WHAT IS BEING ASKED: Repeat everything in the material exactly.
## begin DATA TO PROCESS
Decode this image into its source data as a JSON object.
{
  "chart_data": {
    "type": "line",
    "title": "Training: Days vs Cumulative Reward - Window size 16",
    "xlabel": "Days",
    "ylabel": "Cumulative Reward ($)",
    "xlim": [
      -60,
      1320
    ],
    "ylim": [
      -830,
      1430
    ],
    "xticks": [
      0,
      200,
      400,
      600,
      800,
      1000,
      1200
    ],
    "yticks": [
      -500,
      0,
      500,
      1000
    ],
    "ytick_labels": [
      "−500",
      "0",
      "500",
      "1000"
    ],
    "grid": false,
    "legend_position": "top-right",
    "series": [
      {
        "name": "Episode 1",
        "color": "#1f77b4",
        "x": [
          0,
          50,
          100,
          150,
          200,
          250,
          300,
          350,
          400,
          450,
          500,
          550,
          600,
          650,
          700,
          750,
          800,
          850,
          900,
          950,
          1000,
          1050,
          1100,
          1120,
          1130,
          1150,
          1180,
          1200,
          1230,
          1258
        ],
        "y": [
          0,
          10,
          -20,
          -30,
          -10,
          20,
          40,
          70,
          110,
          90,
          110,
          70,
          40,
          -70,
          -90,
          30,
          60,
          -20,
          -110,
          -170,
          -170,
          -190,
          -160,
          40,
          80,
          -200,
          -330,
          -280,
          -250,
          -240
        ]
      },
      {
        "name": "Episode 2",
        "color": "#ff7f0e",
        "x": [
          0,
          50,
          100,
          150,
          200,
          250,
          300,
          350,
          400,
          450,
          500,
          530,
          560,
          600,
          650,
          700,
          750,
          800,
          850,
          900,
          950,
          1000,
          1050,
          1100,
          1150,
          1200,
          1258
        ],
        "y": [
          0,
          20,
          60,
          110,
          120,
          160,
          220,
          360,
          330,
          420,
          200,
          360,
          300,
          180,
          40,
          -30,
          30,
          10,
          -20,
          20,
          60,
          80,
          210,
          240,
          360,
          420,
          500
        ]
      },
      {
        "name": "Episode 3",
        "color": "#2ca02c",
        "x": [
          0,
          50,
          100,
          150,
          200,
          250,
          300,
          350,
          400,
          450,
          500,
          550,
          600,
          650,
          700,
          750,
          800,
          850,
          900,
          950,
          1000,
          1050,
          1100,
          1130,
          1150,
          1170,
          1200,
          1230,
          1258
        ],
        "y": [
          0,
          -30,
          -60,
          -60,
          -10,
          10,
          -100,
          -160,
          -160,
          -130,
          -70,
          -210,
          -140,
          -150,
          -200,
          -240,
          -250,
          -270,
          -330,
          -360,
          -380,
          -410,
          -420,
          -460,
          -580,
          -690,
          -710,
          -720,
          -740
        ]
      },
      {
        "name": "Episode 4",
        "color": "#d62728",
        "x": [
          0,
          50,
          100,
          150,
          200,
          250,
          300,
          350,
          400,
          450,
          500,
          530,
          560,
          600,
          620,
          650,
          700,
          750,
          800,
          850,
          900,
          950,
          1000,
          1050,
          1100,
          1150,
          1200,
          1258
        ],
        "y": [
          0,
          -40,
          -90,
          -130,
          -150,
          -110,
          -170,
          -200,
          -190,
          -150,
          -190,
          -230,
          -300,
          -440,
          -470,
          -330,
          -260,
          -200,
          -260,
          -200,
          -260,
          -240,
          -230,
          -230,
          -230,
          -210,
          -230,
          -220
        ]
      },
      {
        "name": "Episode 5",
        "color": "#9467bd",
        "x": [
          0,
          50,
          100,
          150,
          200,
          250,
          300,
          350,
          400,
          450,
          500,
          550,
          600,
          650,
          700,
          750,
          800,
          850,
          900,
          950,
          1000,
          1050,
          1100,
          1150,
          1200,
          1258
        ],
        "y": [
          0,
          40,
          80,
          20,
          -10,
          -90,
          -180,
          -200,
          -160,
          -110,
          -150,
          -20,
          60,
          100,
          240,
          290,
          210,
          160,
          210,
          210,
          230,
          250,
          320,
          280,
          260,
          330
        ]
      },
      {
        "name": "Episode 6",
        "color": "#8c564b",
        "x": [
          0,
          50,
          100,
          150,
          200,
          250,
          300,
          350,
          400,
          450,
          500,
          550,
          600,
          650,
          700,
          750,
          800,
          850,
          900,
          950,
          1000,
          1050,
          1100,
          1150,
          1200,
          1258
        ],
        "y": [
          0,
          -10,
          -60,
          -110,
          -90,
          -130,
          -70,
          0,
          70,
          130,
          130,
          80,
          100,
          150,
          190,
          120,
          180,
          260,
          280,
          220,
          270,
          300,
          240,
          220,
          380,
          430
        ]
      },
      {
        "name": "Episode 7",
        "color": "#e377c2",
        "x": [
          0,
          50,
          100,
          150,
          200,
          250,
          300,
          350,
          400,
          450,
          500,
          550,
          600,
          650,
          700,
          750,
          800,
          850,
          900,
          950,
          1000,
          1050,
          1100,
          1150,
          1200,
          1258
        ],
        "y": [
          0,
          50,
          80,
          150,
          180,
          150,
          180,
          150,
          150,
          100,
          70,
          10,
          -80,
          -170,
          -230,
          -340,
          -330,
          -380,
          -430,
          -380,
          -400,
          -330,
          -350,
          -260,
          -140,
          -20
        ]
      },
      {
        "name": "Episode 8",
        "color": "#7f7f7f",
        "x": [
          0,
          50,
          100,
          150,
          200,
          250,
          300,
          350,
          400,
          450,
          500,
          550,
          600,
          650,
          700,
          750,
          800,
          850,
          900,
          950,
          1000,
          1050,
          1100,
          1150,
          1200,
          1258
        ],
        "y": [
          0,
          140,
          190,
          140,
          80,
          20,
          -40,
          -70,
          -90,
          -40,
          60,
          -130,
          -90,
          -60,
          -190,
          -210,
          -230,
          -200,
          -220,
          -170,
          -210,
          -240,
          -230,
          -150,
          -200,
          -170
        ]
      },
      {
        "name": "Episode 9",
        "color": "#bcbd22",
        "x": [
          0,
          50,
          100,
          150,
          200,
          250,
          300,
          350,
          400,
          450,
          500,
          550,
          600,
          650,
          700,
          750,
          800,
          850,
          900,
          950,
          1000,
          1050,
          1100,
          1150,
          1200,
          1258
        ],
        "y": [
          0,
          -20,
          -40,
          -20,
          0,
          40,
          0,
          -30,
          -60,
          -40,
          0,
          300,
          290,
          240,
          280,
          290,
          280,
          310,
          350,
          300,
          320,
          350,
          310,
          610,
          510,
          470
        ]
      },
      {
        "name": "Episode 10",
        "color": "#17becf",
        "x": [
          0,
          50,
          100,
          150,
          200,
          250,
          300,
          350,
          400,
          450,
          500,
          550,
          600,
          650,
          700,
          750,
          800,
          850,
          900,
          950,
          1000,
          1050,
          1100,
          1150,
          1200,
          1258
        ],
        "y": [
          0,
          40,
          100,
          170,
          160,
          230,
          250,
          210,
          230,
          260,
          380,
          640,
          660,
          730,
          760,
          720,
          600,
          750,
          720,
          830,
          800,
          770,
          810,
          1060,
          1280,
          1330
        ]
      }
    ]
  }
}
## end DATA TO PROCESS
WRITTEN RESPONSE:
Decode this image into its source data as a JSON object.
{
  "chart_data": {
    "type": "line",
    "title": "Training: Days vs Cumulative Reward - Window size 16",
    "xlabel": "Days",
    "ylabel": "Cumulative Reward ($)",
    "xlim": [
      -60,
      1320
    ],
    "ylim": [
      -830,
      1430
    ],
    "xticks": [
      0,
      200,
      400,
      600,
      800,
      1000,
      1200
    ],
    "yticks": [
      -500,
      0,
      500,
      1000
    ],
    "ytick_labels": [
      "−500",
      "0",
      "500",
      "1000"
    ],
    "grid": false,
    "legend_position": "top-right",
    "series": [
      {
        "name": "Episode 1",
        "color": "#1f77b4",
        "x": [
          0,
          50,
          100,
          150,
          200,
          250,
          300,
          350,
          400,
          450,
          500,
          550,
          600,
          650,
          700,
          750,
          800,
          850,
          900,
          950,
          1000,
          1050,
          1100,
          1120,
          1130,
          1150,
          1180,
          1200,
          1230,
          1258
        ],
        "y": [
          0,
          10,
          -20,
          -30,
          -10,
          20,
          40,
          70,
          110,
          90,
          110,
          70,
          40,
          -70,
          -90,
          30,
          60,
          -20,
          -110,
          -170,
          -170,
          -190,
          -160,
          40,
          80,
          -200,
          -330,
          -280,
          -250,
          -240
        ]
      },
      {
        "name": "Episode 2",
        "color": "#ff7f0e",
        "x": [
          0,
          50,
          100,
          150,
          200,
          250,
          300,
          350,
          400,
          450,
          500,
          530,
          560,
          600,
          650,
          700,
          750,
          800,
          850,
          900,
          950,
          1000,
          1050,
          1100,
          1150,
          1200,
          1258
        ],
        "y": [
          0,
          20,
          60,
          110,
          120,
          160,
          220,
          360,
          330,
          420,
          200,
          360,
          300,
          180,
          40,
          -30,
          30,
          10,
          -20,
          20,
          60,
          80,
          210,
          240,
          360,
          420,
          500
        ]
      },
      {
        "name": "Episode 3",
        "color": "#2ca02c",
        "x": [
          0,
          50,
          100,
          150,
          200,
          250,
          300,
          350,
          400,
          450,
          500,
          550,
          600,
          650,
          700,
          750,
          800,
          850,
          900,
          950,
          1000,
          1050,
          1100,
          1130,
          1150,
          1170,
          1200,
          1230,
          1258
        ],
        "y": [
          0,
          -30,
          -60,
          -60,
          -10,
          10,
          -100,
          -160,
          -160,
          -130,
          -70,
          -210,
          -140,
          -150,
          -200,
          -240,
          -250,
          -270,
          -330,
          -360,
          -380,
          -410,
          -420,
          -460,
          -580,
          -690,
          -710,
          -720,
          -740
        ]
      },
      {
        "name": "Episode 4",
        "color": "#d62728",
        "x": [
          0,
          50,
          100,
          150,
          200,
          250,
          300,
          350,
          400,
          450,
          500,
          530,
          560,
          600,
          620,
          650,
          700,
          750,
          800,
          850,
          900,
          950,
          1000,
          1050,
          1100,
          1150,
          1200,
          1258
        ],
        "y": [
          0,
          -40,
          -90,
          -130,
          -150,
          -110,
          -170,
          -200,
          -190,
          -150,
          -190,
          -230,
          -300,
          -440,
          -470,
          -330,
          -260,
          -200,
          -260,
          -200,
          -260,
          -240,
          -230,
          -230,
          -230,
          -210,
          -230,
          -220
        ]
      },
      {
        "name": "Episode 5",
        "color": "#9467bd",
        "x": [
          0,
          50,
          100,
          150,
          200,
          250,
          300,
          350,
          400,
          450,
          500,
          550,
          600,
          650,
          700,
          750,
          800,
          850,
          900,
          950,
          1000,
          1050,
          1100,
          1150,
          1200,
          1258
        ],
        "y": [
          0,
          40,
          80,
          20,
          -10,
          -90,
          -180,
          -200,
          -160,
          -110,
          -150,
          -20,
          60,
          100,
          240,
          290,
          210,
          160,
          210,
          210,
          230,
          250,
          320,
          280,
          260,
          330
        ]
      },
      {
        "name": "Episode 6",
        "color": "#8c564b",
        "x": [
          0,
          50,
          100,
          150,
          200,
          250,
          300,
          350,
          400,
          450,
          500,
          550,
          600,
          650,
          700,
          750,
          800,
          850,
          900,
          950,
          1000,
          1050,
          1100,
          1150,
          1200,
          1258
        ],
        "y": [
          0,
          -10,
          -60,
          -110,
          -90,
          -130,
          -70,
          0,
          70,
          130,
          130,
          80,
          100,
          150,
          190,
          120,
          180,
          260,
          280,
          220,
          270,
          300,
          240,
          220,
          380,
          430
        ]
      },
      {
        "name": "Episode 7",
        "color": "#e377c2",
        "x": [
          0,
          50,
          100,
          150,
          200,
          250,
          300,
          350,
          400,
          450,
          500,
          550,
          600,
          650,
          700,
          750,
          800,
          850,
          900,
          950,
          1000,
          1050,
          1100,
          1150,
          1200,
          1258
        ],
        "y": [
          0,
          50,
          80,
          150,
          180,
          150,
          180,
          150,
          150,
          100,
          70,
          10,
          -80,
          -170,
          -230,
          -340,
          -330,
          -380,
          -430,
          -380,
          -400,
          -330,
          -350,
          -260,
          -140,
          -20
        ]
      },
      {
        "name": "Episode 8",
        "color": "#7f7f7f",
        "x": [
          0,
          50,
          100,
          150,
          200,
          250,
          300,
          350,
          400,
          450,
          500,
          550,
          600,
          650,
          700,
          750,
          800,
          850,
          900,
          950,
          1000,
          1050,
          1100,
          1150,
          1200,
          1258
        ],
        "y": [
          0,
          140,
          190,
          140,
          80,
          20,
          -40,
          -70,
          -90,
          -40,
          60,
          -130,
          -90,
          -60,
          -190,
          -210,
          -230,
          -200,
          -220,
          -170,
          -210,
          -240,
          -230,
          -150,
          -200,
          -170
        ]
      },
      {
        "name": "Episode 9",
        "color": "#bcbd22",
        "x": [
          0,
          50,
          100,
          150,
          200,
          250,
          300,
          350,
          400,
          450,
          500,
          550,
          600,
          650,
          700,
          750,
          800,
          850,
          900,
          950,
          1000,
          1050,
          1100,
          1150,
          1200,
          1258
        ],
        "y": [
          0,
          -20,
          -40,
          -20,
          0,
          40,
          0,
          -30,
          -60,
          -40,
          0,
          300,
          290,
          240,
          280,
          290,
          280,
          310,
          350,
          300,
          320,
          350,
          310,
          610,
          510,
          470
        ]
      },
      {
        "name": "Episode 10",
        "color": "#17becf",
        "x": [
          0,
          50,
          100,
          150,
          200,
          250,
          300,
          350,
          400,
          450,
          500,
          550,
          600,
          650,
          700,
          750,
          800,
          850,
          900,
          950,
          1000,
          1050,
          1100,
          1150,
          1200,
          1258
        ],
        "y": [
          0,
          40,
          100,
          170,
          160,
          230,
          250,
          210,
          230,
          260,
          380,
          640,
          660,
          730,
          760,
          720,
          600,
          750,
          720,
          830,
          800,
          770,
          810,
          1060,
          1280,
          1330
        ]
      }
    ]
  }
}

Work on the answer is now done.